Seite:
Eine „Entwicklungspartnerschaft mit der Privatwirtschaft“ soll es richten. Zu so einer hat sich im afrikanischen Ghana die Deutsche Gesellschaft für Internationale Zusammenarbeit (GIZ) mit der britischen Beschaffungsagentur Ethical Apparel Africa (EAA), dem deutschen Produzenten für industrielle Nähmaschinennadeln GROZ-BECKERT, dem US-amerikanischen Anbieter für Schnittmustertechnologie GERBER TECHNOLOGY sowie dem deutschen Technologieunternehmen FREUDENBERG, das unter anderem Vliesstoffe herstellt, zusammengeschlossen. Vor Ort arbeiten die Partner mit Branchenverbänden, NGOs und Bildungsinstitutionen zusammen. Unterstützung für die Bekleidungsindustrie gab es schon vorher, aber diese Public-private-Partnership (PPP) ist das erste Vorhaben, das sich der exportorientierten, industriellen Bekleidungsproduktion widmet. Im Januar 2019 ist das Projekt angelaufen, mit dem Ziel, bis Juli 2022 rund 1.200 sozialverträgliche Jobs in Ghana zu schaffen. Es geht aber auch um die Einhaltung von Menschenrechten und internationalen Standards. Die Initiative für das Projekt ging von der EAA aus.

Das Projekt ist Teil des vom Bundesentwicklungsministerium (BMZ) beauftragten develoPPP-Programms, das unternehmerische Initiativen mit entwicklungspolitischem Nutzen fördert. Außerdem wird es von der Sonderinitiative Ausbildung und Beschäftigung unterstützt, die im Auftrag des BMZ unter der Marke „Invest for Jobs“ operiert und in den acht afrikanischen Partnerländern gemeinsam mit Unternehmen in Arbeits- und Ausbildungsplätze sowie in die Verbesserung von Arbeitsbedingungen investiert. Drei zentrale Aspekte stehen bei dem Vorhaben im Mittelpunkt: die Qualität der Produkte, ihr Preis und drittens die Einhaltung internationaler Standards. Zentrale Kernfragen, an denen das Projekt mit einem Team von Branchenexperten arbeitet.

Kommentierte Elementlisten
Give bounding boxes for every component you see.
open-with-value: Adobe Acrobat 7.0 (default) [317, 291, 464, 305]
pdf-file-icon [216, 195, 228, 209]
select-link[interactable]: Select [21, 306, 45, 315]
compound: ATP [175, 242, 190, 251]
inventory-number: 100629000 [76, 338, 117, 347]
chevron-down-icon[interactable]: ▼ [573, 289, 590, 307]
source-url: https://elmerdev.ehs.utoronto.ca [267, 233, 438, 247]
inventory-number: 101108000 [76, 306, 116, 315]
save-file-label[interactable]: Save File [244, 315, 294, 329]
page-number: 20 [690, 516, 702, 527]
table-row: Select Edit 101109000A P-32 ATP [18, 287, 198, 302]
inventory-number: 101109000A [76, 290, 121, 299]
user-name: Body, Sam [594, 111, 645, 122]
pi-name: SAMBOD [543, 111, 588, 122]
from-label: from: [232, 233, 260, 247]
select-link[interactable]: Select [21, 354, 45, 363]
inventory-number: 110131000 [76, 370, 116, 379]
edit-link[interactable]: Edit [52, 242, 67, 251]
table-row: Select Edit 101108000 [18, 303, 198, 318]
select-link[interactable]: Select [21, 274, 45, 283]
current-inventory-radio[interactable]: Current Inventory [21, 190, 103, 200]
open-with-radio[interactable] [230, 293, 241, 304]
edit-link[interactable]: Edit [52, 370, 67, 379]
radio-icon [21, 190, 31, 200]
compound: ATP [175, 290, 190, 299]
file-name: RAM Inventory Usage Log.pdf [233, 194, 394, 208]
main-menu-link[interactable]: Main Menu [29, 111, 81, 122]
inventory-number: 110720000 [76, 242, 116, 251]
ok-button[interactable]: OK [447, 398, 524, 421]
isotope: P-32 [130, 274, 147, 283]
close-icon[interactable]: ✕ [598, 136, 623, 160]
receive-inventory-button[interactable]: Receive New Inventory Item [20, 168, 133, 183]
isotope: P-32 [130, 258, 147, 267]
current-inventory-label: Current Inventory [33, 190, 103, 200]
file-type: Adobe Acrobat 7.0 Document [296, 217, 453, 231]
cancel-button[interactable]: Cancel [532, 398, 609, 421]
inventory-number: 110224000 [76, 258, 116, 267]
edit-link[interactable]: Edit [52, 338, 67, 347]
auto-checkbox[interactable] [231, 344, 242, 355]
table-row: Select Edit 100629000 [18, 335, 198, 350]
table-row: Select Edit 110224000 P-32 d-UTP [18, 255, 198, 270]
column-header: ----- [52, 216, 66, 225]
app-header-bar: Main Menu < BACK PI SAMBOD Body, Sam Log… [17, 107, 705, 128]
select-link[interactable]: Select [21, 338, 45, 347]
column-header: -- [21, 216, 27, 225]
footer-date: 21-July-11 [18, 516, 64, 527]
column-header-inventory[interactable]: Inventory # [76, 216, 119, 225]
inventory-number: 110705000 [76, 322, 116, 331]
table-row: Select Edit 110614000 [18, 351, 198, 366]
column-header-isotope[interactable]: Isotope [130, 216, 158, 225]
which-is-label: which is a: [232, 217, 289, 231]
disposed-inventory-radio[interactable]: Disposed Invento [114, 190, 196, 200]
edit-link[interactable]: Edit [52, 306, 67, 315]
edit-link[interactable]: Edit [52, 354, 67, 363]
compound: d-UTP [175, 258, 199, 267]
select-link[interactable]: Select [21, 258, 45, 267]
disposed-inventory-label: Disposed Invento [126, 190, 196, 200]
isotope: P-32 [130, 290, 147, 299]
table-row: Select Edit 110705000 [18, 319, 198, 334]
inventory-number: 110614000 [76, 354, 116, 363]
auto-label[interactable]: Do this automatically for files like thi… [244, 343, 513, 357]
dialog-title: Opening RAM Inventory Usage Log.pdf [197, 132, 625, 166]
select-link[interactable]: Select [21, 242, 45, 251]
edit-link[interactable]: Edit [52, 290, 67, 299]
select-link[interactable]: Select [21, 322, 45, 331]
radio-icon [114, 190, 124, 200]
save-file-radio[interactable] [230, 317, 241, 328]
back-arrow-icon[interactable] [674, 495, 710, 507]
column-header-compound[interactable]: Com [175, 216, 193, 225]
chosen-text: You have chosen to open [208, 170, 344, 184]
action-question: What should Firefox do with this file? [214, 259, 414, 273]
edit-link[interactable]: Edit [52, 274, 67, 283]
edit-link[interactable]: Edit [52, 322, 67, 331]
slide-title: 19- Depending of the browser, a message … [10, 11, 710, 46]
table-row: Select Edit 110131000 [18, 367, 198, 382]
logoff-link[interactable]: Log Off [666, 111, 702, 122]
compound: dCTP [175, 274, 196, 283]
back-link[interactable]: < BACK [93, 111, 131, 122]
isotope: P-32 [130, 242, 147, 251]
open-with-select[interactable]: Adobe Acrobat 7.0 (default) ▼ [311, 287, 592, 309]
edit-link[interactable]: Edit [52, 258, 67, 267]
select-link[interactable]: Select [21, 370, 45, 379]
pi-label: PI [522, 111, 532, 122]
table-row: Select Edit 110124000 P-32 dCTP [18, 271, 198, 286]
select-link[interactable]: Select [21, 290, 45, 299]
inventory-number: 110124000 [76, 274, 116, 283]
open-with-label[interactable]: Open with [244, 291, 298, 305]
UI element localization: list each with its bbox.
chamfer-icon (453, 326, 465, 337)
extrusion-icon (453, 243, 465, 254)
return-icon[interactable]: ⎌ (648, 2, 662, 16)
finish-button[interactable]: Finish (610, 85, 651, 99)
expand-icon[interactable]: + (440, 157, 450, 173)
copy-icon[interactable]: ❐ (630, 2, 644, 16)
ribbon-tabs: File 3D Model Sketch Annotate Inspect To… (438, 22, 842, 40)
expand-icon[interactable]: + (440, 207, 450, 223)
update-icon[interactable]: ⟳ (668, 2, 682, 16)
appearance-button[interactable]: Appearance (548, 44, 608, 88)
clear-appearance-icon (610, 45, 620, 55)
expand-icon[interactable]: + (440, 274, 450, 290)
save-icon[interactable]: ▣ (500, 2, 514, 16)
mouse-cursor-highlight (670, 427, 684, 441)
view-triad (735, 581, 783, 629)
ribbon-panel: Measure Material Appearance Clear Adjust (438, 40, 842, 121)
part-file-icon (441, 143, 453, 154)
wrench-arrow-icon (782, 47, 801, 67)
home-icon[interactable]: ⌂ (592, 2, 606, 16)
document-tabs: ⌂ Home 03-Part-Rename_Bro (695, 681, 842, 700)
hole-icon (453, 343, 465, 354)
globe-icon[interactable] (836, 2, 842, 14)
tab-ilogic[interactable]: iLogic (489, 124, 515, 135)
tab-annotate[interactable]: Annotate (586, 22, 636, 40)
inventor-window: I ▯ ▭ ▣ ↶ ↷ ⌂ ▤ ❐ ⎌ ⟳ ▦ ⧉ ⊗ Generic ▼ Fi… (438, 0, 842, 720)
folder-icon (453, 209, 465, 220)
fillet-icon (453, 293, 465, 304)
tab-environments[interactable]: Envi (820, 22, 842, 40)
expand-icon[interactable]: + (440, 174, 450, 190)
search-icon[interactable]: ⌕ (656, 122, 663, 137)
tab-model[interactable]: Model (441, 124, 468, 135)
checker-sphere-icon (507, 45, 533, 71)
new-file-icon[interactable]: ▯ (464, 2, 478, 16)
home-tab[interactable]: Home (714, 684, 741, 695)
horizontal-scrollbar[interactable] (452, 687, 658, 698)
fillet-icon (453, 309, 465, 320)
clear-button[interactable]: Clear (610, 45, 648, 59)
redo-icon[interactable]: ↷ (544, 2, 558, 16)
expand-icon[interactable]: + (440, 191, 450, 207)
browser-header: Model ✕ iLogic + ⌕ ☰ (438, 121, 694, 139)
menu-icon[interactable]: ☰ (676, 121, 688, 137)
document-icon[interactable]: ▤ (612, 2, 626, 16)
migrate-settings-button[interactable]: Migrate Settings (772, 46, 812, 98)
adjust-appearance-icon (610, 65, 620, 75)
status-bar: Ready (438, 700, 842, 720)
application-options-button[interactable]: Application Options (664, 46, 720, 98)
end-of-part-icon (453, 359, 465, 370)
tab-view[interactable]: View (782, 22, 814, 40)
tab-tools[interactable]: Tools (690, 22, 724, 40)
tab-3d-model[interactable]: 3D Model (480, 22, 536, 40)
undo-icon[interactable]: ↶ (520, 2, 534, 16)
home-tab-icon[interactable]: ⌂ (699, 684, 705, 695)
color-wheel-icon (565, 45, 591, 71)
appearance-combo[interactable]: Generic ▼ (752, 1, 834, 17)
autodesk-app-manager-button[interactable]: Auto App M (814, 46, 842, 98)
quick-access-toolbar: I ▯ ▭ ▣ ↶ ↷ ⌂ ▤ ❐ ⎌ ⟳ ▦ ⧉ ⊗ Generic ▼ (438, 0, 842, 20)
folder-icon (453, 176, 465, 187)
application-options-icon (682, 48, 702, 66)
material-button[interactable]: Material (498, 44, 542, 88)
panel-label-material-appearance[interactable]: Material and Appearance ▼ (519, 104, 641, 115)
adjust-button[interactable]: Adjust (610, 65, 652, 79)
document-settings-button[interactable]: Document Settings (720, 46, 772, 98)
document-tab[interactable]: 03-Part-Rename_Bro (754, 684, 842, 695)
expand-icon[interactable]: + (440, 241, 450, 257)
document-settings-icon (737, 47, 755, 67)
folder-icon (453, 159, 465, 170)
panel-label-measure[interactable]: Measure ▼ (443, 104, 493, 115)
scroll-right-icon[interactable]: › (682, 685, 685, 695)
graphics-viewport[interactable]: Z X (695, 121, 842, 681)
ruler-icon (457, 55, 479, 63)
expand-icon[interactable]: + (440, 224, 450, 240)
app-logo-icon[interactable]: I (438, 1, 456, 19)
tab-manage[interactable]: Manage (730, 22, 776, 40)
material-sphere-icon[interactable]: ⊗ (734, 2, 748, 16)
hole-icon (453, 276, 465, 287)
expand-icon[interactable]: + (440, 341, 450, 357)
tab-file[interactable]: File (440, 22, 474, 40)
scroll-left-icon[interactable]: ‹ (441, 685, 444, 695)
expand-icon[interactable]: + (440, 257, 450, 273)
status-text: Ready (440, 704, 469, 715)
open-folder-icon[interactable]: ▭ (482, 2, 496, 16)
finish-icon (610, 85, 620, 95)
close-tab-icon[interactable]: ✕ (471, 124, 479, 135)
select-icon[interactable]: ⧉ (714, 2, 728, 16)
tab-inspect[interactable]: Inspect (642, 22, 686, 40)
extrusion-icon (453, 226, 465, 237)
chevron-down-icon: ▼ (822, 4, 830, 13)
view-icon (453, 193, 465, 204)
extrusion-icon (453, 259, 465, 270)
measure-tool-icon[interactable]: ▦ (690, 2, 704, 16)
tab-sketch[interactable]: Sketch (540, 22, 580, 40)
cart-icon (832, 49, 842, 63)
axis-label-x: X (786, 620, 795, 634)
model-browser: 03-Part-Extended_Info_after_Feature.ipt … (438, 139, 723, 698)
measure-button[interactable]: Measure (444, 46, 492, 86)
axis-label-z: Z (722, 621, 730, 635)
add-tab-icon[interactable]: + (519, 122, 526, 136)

Deine Aufgaben:
A. Nenne alle Unternehmen, mit denen sich die GIZ laut dem Text über das Projekt in Ghana zusammengeschlossen hat.
B. Schreib aus den Zeilen alles ab, vom allerersten Eintrag bis einschließlich der Zeile mit „inventory-number: 110720000 [76, 242, 116, 251]“.
Der Text und die Zeilen haben nichts miteinander zu tun.

Lösungen:
A.
Ethical Apparel Africa (EAA)
GROZ-BECKERT
GERBER TECHNOLOGY
FREUDENBERG

B.
Give bounding boxes for every component you see.
open-with-value: Adobe Acrobat 7.0 (default) [317, 291, 464, 305]
pdf-file-icon [216, 195, 228, 209]
select-link[interactable]: Select [21, 306, 45, 315]
compound: ATP [175, 242, 190, 251]
inventory-number: 100629000 [76, 338, 117, 347]
chevron-down-icon[interactable]: ▼ [573, 289, 590, 307]
source-url: https://elmerdev.ehs.utoronto.ca [267, 233, 438, 247]
inventory-number: 101108000 [76, 306, 116, 315]
save-file-label[interactable]: Save File [244, 315, 294, 329]
page-number: 20 [690, 516, 702, 527]
table-row: Select Edit 101109000A P-32 ATP [18, 287, 198, 302]
inventory-number: 101109000A [76, 290, 121, 299]
user-name: Body, Sam [594, 111, 645, 122]
pi-name: SAMBOD [543, 111, 588, 122]
from-label: from: [232, 233, 260, 247]
select-link[interactable]: Select [21, 354, 45, 363]
inventory-number: 110131000 [76, 370, 116, 379]
edit-link[interactable]: Edit [52, 242, 67, 251]
table-row: Select Edit 101108000 [18, 303, 198, 318]
select-link[interactable]: Select [21, 274, 45, 283]
current-inventory-radio[interactable]: Current Inventory [21, 190, 103, 200]
open-with-radio[interactable] [230, 293, 241, 304]
edit-link[interactable]: Edit [52, 370, 67, 379]
radio-icon [21, 190, 31, 200]
compound: ATP [175, 290, 190, 299]
file-name: RAM Inventory Usage Log.pdf [233, 194, 394, 208]
main-menu-link[interactable]: Main Menu [29, 111, 81, 122]
inventory-number: 110720000 [76, 242, 116, 251]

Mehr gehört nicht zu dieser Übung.